-- DATA ROWS start --
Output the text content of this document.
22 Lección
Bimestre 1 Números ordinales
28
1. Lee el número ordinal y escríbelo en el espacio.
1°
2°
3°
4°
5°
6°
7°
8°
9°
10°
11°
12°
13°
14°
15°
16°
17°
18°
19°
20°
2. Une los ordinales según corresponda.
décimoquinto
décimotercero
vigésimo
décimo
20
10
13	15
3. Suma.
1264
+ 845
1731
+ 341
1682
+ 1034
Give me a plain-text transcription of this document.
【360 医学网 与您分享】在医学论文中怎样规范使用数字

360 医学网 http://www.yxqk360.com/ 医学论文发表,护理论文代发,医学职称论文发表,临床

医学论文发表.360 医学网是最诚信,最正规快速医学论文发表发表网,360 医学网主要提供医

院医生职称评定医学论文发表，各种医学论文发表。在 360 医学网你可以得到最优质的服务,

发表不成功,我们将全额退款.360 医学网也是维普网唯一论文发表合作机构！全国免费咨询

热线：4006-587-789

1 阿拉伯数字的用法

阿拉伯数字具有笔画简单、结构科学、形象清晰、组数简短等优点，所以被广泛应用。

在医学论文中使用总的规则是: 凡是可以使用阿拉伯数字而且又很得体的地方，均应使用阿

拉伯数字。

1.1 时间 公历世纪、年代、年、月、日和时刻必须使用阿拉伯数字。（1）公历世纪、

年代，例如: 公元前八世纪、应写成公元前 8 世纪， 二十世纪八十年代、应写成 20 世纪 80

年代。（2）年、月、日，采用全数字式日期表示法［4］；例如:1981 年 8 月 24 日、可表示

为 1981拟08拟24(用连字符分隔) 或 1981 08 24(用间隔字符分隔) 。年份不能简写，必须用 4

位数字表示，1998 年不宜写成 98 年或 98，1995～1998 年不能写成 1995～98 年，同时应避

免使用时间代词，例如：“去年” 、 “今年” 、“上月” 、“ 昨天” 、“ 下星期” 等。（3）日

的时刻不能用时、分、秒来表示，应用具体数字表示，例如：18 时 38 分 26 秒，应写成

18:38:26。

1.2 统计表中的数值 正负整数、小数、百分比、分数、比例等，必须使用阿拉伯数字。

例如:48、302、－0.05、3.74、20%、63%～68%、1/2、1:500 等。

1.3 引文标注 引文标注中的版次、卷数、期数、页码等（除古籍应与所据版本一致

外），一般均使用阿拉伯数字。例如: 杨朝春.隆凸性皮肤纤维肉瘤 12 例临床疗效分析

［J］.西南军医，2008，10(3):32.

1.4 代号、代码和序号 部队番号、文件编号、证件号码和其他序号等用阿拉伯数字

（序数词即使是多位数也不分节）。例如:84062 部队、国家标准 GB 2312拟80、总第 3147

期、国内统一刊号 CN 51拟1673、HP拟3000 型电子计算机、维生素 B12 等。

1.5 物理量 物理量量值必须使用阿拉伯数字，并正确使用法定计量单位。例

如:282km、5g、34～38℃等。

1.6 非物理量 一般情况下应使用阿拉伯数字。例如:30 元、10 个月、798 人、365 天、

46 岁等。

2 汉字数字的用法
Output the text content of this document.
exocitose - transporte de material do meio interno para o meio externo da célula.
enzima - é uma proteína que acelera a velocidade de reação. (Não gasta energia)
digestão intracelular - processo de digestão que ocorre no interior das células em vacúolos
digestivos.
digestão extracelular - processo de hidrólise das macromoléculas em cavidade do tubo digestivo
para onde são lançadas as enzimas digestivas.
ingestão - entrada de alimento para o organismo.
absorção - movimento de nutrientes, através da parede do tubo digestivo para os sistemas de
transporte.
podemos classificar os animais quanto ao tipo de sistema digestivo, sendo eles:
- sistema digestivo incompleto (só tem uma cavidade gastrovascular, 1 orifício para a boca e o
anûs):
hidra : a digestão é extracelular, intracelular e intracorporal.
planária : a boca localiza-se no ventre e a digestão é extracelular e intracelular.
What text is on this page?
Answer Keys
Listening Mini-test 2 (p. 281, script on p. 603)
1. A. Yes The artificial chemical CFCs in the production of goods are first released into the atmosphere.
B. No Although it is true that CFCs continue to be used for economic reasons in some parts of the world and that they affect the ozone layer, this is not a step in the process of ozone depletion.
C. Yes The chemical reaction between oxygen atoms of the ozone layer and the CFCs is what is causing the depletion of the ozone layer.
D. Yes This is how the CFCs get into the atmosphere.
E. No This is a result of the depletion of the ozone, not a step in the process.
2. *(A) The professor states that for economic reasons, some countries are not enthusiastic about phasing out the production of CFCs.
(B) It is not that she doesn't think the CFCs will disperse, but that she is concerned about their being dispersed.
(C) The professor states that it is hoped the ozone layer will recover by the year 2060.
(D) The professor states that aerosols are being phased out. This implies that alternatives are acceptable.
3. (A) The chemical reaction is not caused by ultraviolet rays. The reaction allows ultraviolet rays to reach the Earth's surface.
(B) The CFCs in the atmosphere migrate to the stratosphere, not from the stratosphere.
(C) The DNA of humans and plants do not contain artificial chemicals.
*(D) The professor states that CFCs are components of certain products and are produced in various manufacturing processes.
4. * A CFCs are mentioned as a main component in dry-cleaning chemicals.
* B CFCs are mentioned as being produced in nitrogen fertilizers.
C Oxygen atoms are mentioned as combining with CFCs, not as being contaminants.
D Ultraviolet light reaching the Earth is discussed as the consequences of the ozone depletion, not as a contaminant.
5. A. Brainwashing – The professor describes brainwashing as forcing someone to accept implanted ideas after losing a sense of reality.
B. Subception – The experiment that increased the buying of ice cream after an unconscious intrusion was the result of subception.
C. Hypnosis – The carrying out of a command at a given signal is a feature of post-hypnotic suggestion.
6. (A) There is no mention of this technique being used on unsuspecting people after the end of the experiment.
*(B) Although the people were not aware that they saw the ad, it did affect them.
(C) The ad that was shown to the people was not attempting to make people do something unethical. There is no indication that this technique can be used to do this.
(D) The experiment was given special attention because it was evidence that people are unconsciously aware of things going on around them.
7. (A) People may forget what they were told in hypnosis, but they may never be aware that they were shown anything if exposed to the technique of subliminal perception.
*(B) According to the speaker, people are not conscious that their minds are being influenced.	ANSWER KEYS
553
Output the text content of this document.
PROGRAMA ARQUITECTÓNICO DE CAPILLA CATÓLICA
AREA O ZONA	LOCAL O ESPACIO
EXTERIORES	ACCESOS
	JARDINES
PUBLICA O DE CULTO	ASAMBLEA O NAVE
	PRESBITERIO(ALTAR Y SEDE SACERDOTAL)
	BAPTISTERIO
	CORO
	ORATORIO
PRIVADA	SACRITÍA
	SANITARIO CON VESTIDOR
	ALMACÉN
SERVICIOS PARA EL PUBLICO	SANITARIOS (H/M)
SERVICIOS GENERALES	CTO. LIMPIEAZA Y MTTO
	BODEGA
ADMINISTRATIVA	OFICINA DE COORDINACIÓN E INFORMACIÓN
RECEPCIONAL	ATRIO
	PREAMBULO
-- DATA ROWS end --
-- WHAT THE TASK ASKS --
Pick out the lines that contain "CFCs" and copy them.

-- REPLY TO THE TASK --
1. A. Yes The artificial chemical CFCs in the production of goods are first released into the atmosphere.
B. No Although it is true that CFCs continue to be used for economic reasons in some parts of the world and that they affect the ozone layer, this is not a step in the process of ozone depletion.
C. Yes The chemical reaction between oxygen atoms of the ozone layer and the CFCs is what is causing the depletion of the ozone layer.
D. Yes This is how the CFCs get into the atmosphere.
2. *(A) The professor states that for economic reasons, some countries are not enthusiastic about phasing out the production of CFCs.
(B) It is not that she doesn't think the CFCs will disperse, but that she is concerned about their being dispersed.
(B) The CFCs in the atmosphere migrate to the stratosphere, not from the stratosphere.
*(D) The professor states that CFCs are components of certain products and are produced in various manufacturing processes.
4. * A CFCs are mentioned as a main component in dry-cleaning chemicals.
* B CFCs are mentioned as being produced in nitrogen fertilizers.
C Oxygen atoms are mentioned as combining with CFCs, not as being contaminants.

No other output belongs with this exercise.